▶ _What you will do_: Filter the listing below, copying every line in which the word "people" appears.

▶ _Given records_:
>>
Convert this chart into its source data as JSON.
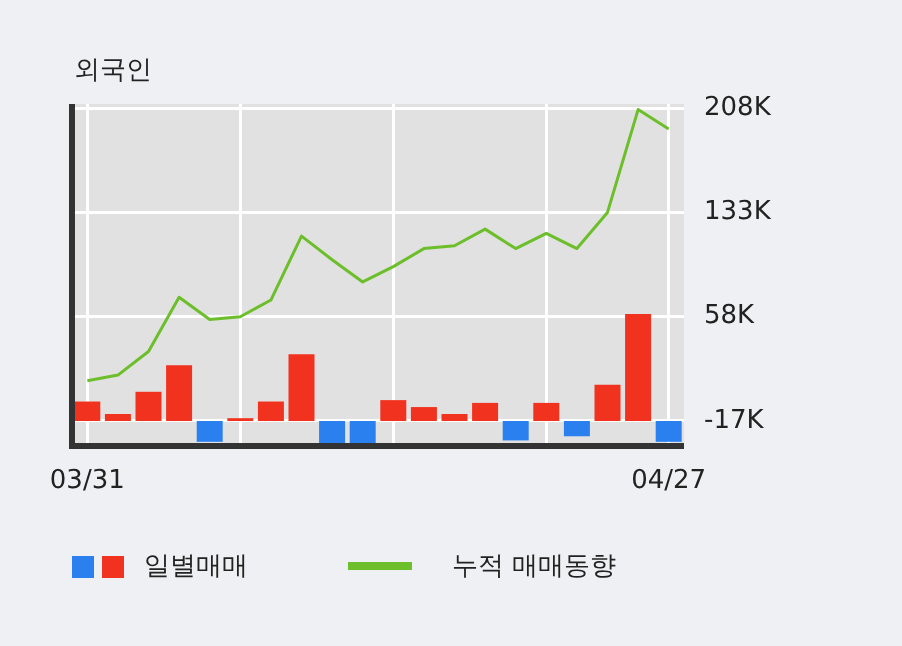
{
  "chart_data": {
    "type": "bar",
    "title": "외국인",
    "categories": [
      "03/31",
      null,
      null,
      null,
      null,
      null,
      null,
      null,
      null,
      null,
      null,
      null,
      null,
      null,
      null,
      null,
      null,
      null,
      null,
      "04/27"
    ],
    "series": [
      {
        "name": "일별매매",
        "colors": [
          "#f0321e",
          "#f0321e",
          "#f0321e",
          "#f0321e",
          "#2a80ee",
          "#f0321e",
          "#f0321e",
          "#f0321e",
          "#2a80ee",
          "#2a80ee",
          "#f0321e",
          "#f0321e",
          "#f0321e",
          "#f0321e",
          "#2a80ee",
          "#f0321e",
          "#2a80ee",
          "#f0321e",
          "#f0321e",
          "#2a80ee"
        ],
        "values": [
          14,
          5,
          21,
          40,
          -15,
          2,
          14,
          48,
          -17,
          -16,
          15,
          10,
          5,
          13,
          -14,
          13,
          -11,
          26,
          77,
          -15
        ],
        "base": [
          -17,
          -17,
          -17,
          -17,
          -17,
          -17,
          -17,
          -17,
          -17,
          -17,
          -17,
          -17,
          -17,
          -17,
          -17,
          -17,
          -17,
          -17,
          -17,
          -17
        ]
      },
      {
        "name": "누적 매매동향",
        "type": "line",
        "color": "#6cbf2a",
        "values": [
          12,
          16,
          33,
          72,
          56,
          58,
          70,
          116,
          99,
          83,
          94,
          107,
          109,
          121,
          107,
          118,
          107,
          133,
          207,
          193
        ]
      }
    ],
    "ylim": [
      -35,
      211
    ],
    "yticks": [
      {
        "value": -17,
        "label": "-17K"
      },
      {
        "value": 58,
        "label": "58K"
      },
      {
        "value": 133,
        "label": "133K"
      },
      {
        "value": 208,
        "label": "208K"
      }
    ],
    "grid": true,
    "legend": "bottom left",
    "marker": "none"
  }
}
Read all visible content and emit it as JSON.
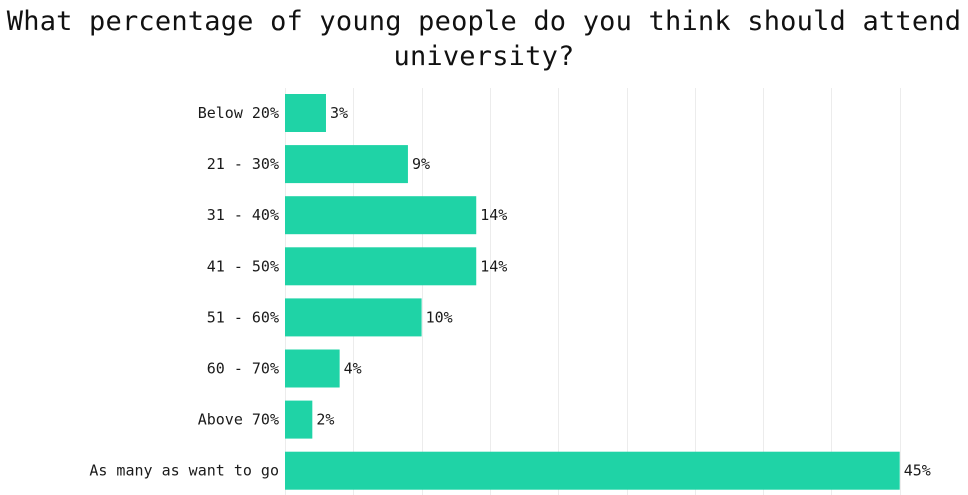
{
  "chart_data": {
    "type": "bar",
    "orientation": "horizontal",
    "title": "What percentage of young people do you think should attend university?",
    "categories": [
      "Below 20%",
      "21 - 30%",
      "31 - 40%",
      "41 - 50%",
      "51 - 60%",
      "60 - 70%",
      "Above 70%",
      "As many as want to go"
    ],
    "values": [
      3,
      9,
      14,
      14,
      10,
      4,
      2,
      45
    ],
    "value_labels": [
      "3%",
      "9%",
      "14%",
      "14%",
      "10%",
      "4%",
      "2%",
      "45%"
    ],
    "xlim": [
      0,
      50
    ],
    "grid": true,
    "bar_color": "#1fd3a6",
    "grid_color": "#ececec"
  }
}
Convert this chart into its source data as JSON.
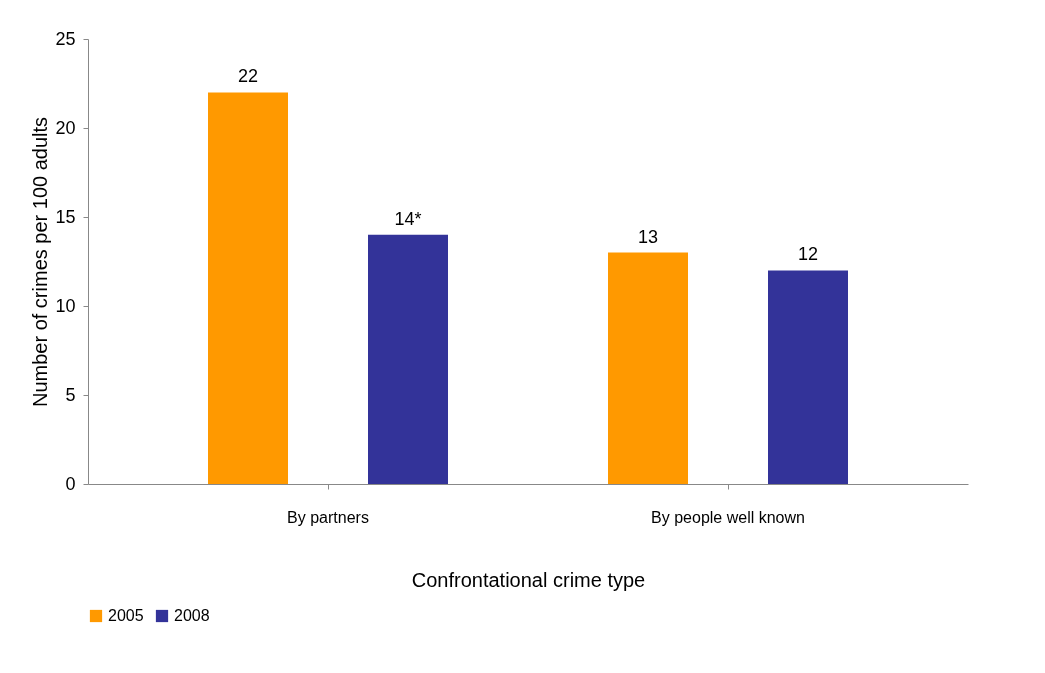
{
  "chart_data": {
    "type": "bar",
    "xlabel": "Confrontational  crime type",
    "ylabel": "Number of crimes per 100 adults",
    "categories": [
      "By partners",
      "By people well known"
    ],
    "series": [
      {
        "name": "2005",
        "color": "#ff9900",
        "values": [
          22,
          13
        ],
        "value_labels": [
          "22",
          "13"
        ]
      },
      {
        "name": "2008",
        "color": "#333399",
        "values": [
          14,
          12
        ],
        "value_labels": [
          "14*",
          "12"
        ]
      }
    ],
    "ylim": [
      0,
      25
    ],
    "yticks": [
      0,
      5,
      10,
      15,
      20,
      25
    ],
    "grid": false,
    "legend": "bottom"
  }
}
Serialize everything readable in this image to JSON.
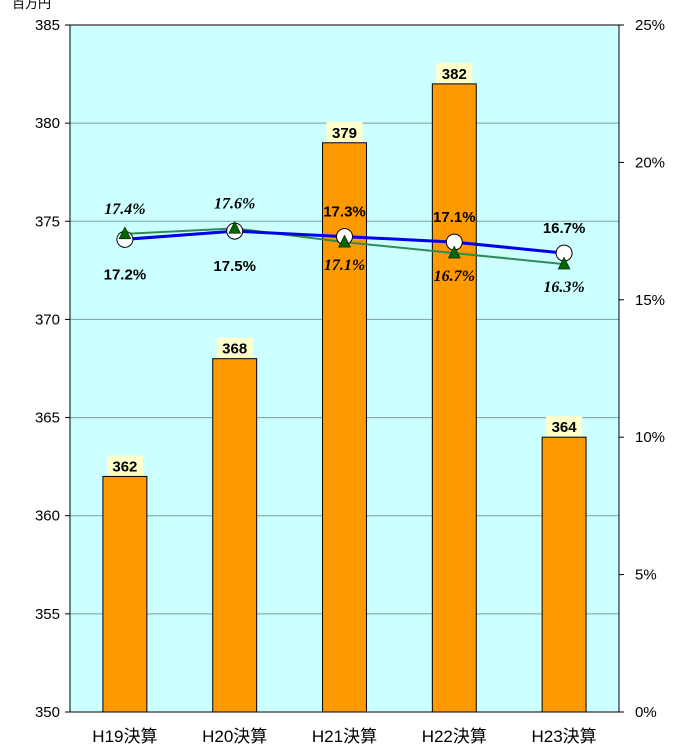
{
  "chart_data": {
    "type": "bar",
    "unit_label": "百万円",
    "categories": [
      "H19決算",
      "H20決算",
      "H21決算",
      "H22決算",
      "H23決算"
    ],
    "bar_values": [
      362,
      368,
      379,
      382,
      364
    ],
    "bar_labels": [
      "362",
      "368",
      "379",
      "382",
      "364"
    ],
    "y_left": {
      "min": 350,
      "max": 385,
      "step": 5,
      "ticks": [
        "350",
        "355",
        "360",
        "365",
        "370",
        "375",
        "380",
        "385"
      ]
    },
    "y_right": {
      "min": 0,
      "max": 25,
      "step": 5,
      "ticks": [
        "0%",
        "5%",
        "10%",
        "15%",
        "20%",
        "25%"
      ]
    },
    "lines": [
      {
        "marker": "circle",
        "color": "#0000ee",
        "values": [
          17.2,
          17.5,
          17.3,
          17.1,
          16.7
        ],
        "labels": [
          "17.2%",
          "17.5%",
          "17.3%",
          "17.1%",
          "16.7%"
        ]
      },
      {
        "marker": "triangle",
        "color": "#2e8b57",
        "values": [
          17.4,
          17.6,
          17.1,
          16.7,
          16.3
        ],
        "labels": [
          "17.4%",
          "17.6%",
          "17.1%",
          "16.7%",
          "16.3%"
        ]
      }
    ],
    "colors": {
      "plot_bg": "#ccffff",
      "bar": "#ff9900",
      "bar_label_bg": "#ffffcc",
      "triangle_fill": "#006600"
    },
    "grid": true
  }
}
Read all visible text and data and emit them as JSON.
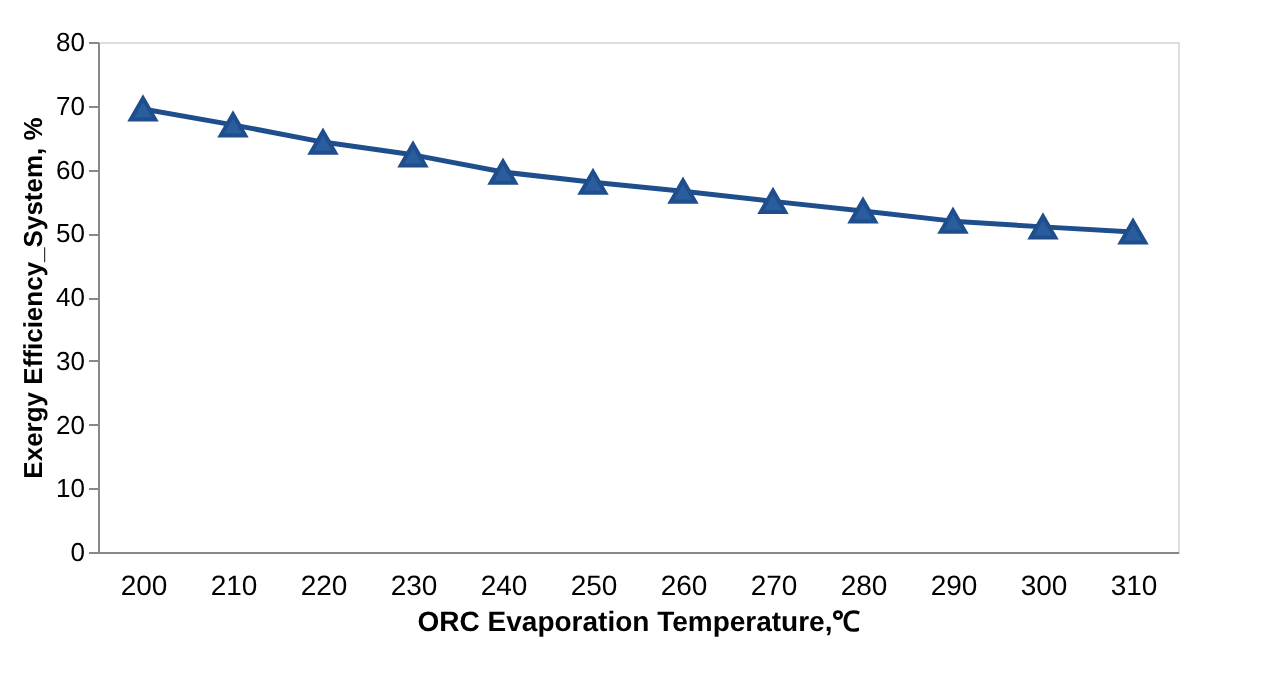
{
  "chart_data": {
    "type": "line",
    "xlabel": "ORC Evaporation Temperature,℃",
    "ylabel": "Exergy Efficiency_System, %",
    "categories": [
      "200",
      "210",
      "220",
      "230",
      "240",
      "250",
      "260",
      "270",
      "280",
      "290",
      "300",
      "310"
    ],
    "series": [
      {
        "color": "#1f4e8c",
        "values": [
          69.5,
          67,
          64.3,
          62.3,
          59.6,
          58,
          56.6,
          55,
          53.5,
          51.9,
          51,
          50.2
        ]
      }
    ],
    "ylim": [
      0,
      80
    ],
    "yticks": [
      0,
      10,
      20,
      30,
      40,
      50,
      60,
      70,
      80
    ],
    "grid": false,
    "marker": "triangle",
    "line_style": "solid"
  }
}
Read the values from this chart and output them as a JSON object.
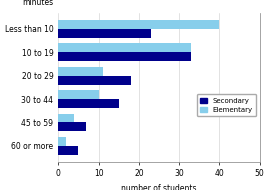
{
  "categories": [
    "Less than 10",
    "10 to 19",
    "20 to 29",
    "30 to 44",
    "45 to 59",
    "60 or more"
  ],
  "secondary": [
    23,
    33,
    18,
    15,
    7,
    5
  ],
  "elementary": [
    40,
    33,
    11,
    10,
    4,
    2
  ],
  "secondary_color": "#00008B",
  "elementary_color": "#87CEEB",
  "xlabel": "number of students",
  "minutes_label": "minutes",
  "xlim": [
    0,
    50
  ],
  "xticks": [
    0,
    10,
    20,
    30,
    40,
    50
  ],
  "legend_labels": [
    "Secondary",
    "Elementary"
  ],
  "label_fontsize": 5.5,
  "tick_fontsize": 5.5
}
<<
▶ _Solution to the problem_:
    "title": "What percentage of young people do you think should attend university?",
      "By people well known"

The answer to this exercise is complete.